[Extracted data entries]

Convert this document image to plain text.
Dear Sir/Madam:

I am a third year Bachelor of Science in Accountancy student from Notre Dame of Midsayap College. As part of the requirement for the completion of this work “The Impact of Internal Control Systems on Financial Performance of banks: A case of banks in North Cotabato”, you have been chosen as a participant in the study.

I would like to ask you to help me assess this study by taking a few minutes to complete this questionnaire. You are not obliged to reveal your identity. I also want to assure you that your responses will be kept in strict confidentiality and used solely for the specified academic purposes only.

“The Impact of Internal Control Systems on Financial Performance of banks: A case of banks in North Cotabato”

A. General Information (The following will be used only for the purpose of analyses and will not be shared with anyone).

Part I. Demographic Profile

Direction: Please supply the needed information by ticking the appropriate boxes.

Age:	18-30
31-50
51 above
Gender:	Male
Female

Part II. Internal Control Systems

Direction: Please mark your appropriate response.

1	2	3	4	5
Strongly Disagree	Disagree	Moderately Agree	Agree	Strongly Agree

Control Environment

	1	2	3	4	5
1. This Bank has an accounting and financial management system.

Problem requirements -
Extract the full listing and reproduce each line exactly.

Task result -
Convert this document image to plain text.
Dear Sir/Madam:

I am a third year Bachelor of Science in Accountancy student from Notre Dame of Midsayap College. As part of the requirement for the completion of this work “The Impact of Internal Control Systems on Financial Performance of banks: A case of banks in North Cotabato”, you have been chosen as a participant in the study.

I would like to ask you to help me assess this study by taking a few minutes to complete this questionnaire. You are not obliged to reveal your identity. I also want to assure you that your responses will be kept in strict confidentiality and used solely for the specified academic purposes only.

“The Impact of Internal Control Systems on Financial Performance of banks: A case of banks in North Cotabato”

A. General Information (The following will be used only for the purpose of analyses and will not be shared with anyone).

Part I. Demographic Profile

Direction: Please supply the needed information by ticking the appropriate boxes.

Age:	18-30
31-50
51 above
Gender:	Male
Female

Part II. Internal Control Systems

Direction: Please mark your appropriate response.

1	2	3	4	5
Strongly Disagree	Disagree	Moderately Agree	Agree	Strongly Agree

Control Environment

	1	2	3	4	5
1. This Bank has an accounting and financial management system.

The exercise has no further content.